Recorded data:
>> START
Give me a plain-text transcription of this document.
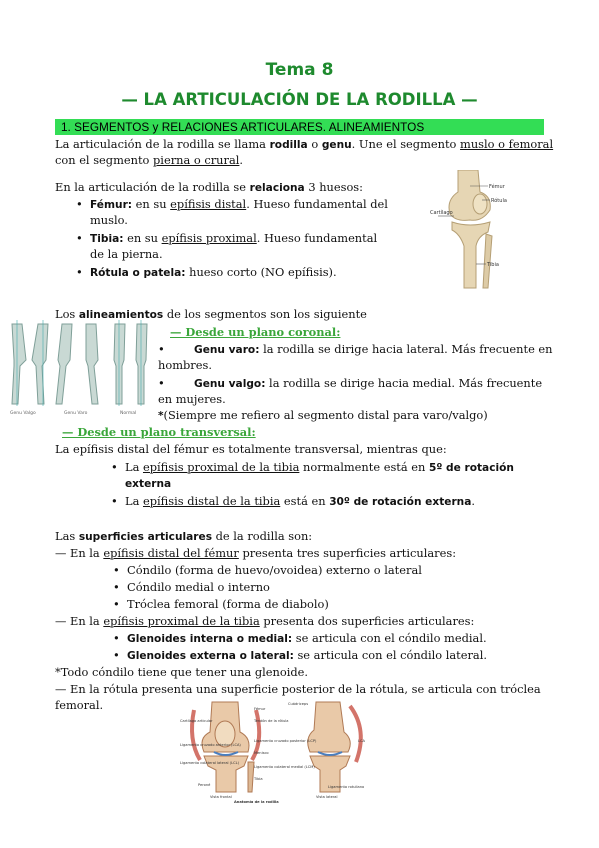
Tema 8
— LA ARTICULACIÓN DE LA RODILLA —
1. SEGMENTOS y RELACIONES ARTICULARES. ALINEAMIENTOS
La articulación de la rodilla se llama rodilla o genu. Une el segmento muslo o femoral
con el segmento pierna o crural.
En la articulación de la rodilla se relaciona 3 huesos:
• Fémur: en su epífisis distal. Hueso fundamental del
muslo.
• Tibia: en su epífisis proximal. Hueso fundamental
de la pierna.
• Rótula o patela: hueso corto (NO epífisis).
Fémur
Rótula
Cartílago
Tibia
Los alineamientos de los segmentos son los siguiente
Genu Valgo	Genu Varo	Normal
— Desde un plano coronal:
• Genu varo: la rodilla se dirige hacia lateral. Más frecuente en
hombres.
• Genu valgo: la rodilla se dirige hacia medial. Más frecuente
en mujeres.
*(Siempre me refiero al segmento distal para varo/valgo)
— Desde un plano transversal:
La epífisis distal del fémur es totalmente transversal, mientras que:
• La epífisis proximal de la tibia normalmente está en 5º de rotación
externa
• La epífisis distal de la tibia está en 30º de rotación externa.
Las superficies articulares de la rodilla son:
— En la epífisis distal del fémur presenta tres superficies articulares:
• Cóndilo (forma de huevo/ovoidea) externo o lateral
• Cóndilo medial o interno
• Tróclea femoral (forma de diabolo)
— En la epífisis proximal de la tibia presenta dos superficies articulares:
• Glenoides interna o medial: se articula con el cóndilo medial.
• Glenoides externa o lateral: se articula con el cóndilo lateral.
*Todo cóndilo tiene que tener una glenoide.
— En la rótula presenta una superficie posterior de la rótula, se articula con tróclea
femoral.
Cartílago articular
Ligamento cruzado anterior (LCA)
Ligamento colateral lateral (LCL)
Peroné
Cuádriceps
Fémur
Tendón de la rótula
Ligamento cruzado posterior (LCP)
Menisco
Ligamento colateral medial (LCM)
Tibia
LCA
Ligamento rotuliano
Vista frontal	Vista lateral
Anatomía de la rodilla
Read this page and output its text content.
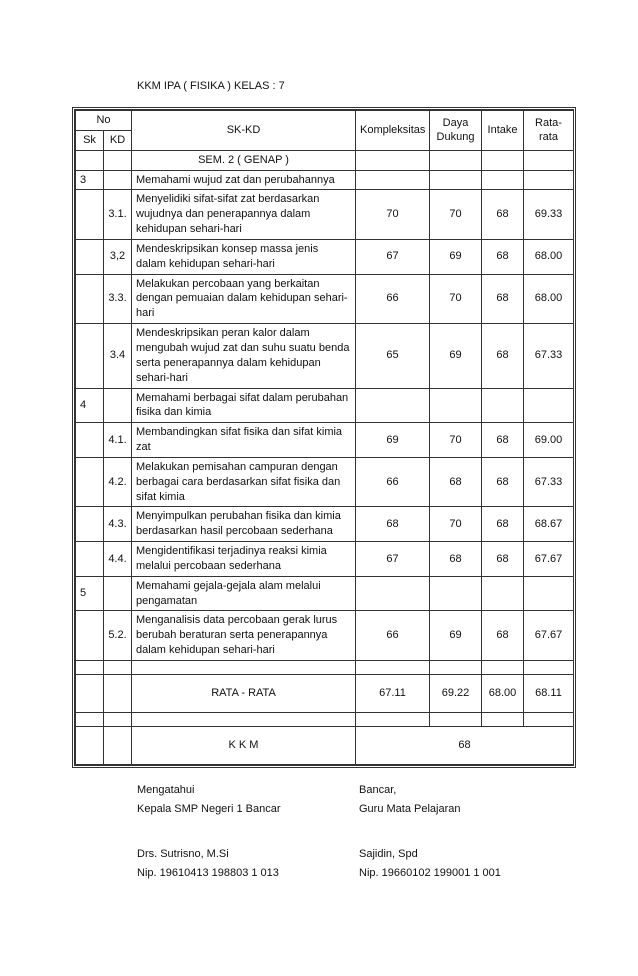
KKM IPA ( FISIKA ) KELAS : 7
No		SK-KD	Kompleksitas	Daya Dukung	Intake	Rata-rata
Sk	KD					
		SEM. 2 ( GENAP )				
3		Memahami wujud zat dan perubahannya				
	3.1.	Menyelidiki sifat-sifat zat berdasarkan wujudnya dan penerapannya dalam kehidupan sehari-hari	70	70	68	69.33
	3,2	Mendeskripsikan konsep massa jenis dalam kehidupan sehari-hari	67	69	68	68.00
	3.3.	Melakukan percobaan yang berkaitan dengan pemuaian dalam kehidupan sehari-hari	66	70	68	68.00
	3.4	Mendeskripsikan peran kalor dalam mengubah wujud zat dan suhu suatu benda serta penerapannya dalam kehidupan sehari-hari	65	69	68	67.33
4		Memahami berbagai sifat dalam perubahan fisika dan kimia				
	4.1.	Membandingkan sifat fisika dan sifat kimia zat	69	70	68	69.00
	4.2.	Melakukan pemisahan campuran dengan berbagai cara berdasarkan sifat fisika dan sifat kimia	66	68	68	67.33
	4.3.	Menyimpulkan perubahan fisika dan kimia berdasarkan hasil percobaan sederhana	68	70	68	68.67
	4.4.	Mengidentifikasi terjadinya reaksi kimia melalui percobaan sederhana	67	68	68	67.67
5		Memahami gejala-gejala alam melalui pengamatan				
	5.2.	Menganalisis data percobaan gerak lurus berubah beraturan serta penerapannya dalam kehidupan sehari-hari	66	69	68	67.67

		RATA - RATA	67.11	69.22	68.00	68.11

		K K M	68			
Mengatahui
Kepala SMP Negeri 1 Bancar
Drs. Sutrisno, M.Si
Nip. 19610413 198803 1 013
Bancar,
Guru Mata Pelajaran
Sajidin, Spd
Nip. 19660102 199001 1 001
>> END
* Given instruction
From the listing above, pick out each line where the word "posterior" appears.

* Response to this exercise
— En la rótula presenta una superficie posterior de la rótula, se articula con tróclea
Ligamento cruzado posterior (LCP)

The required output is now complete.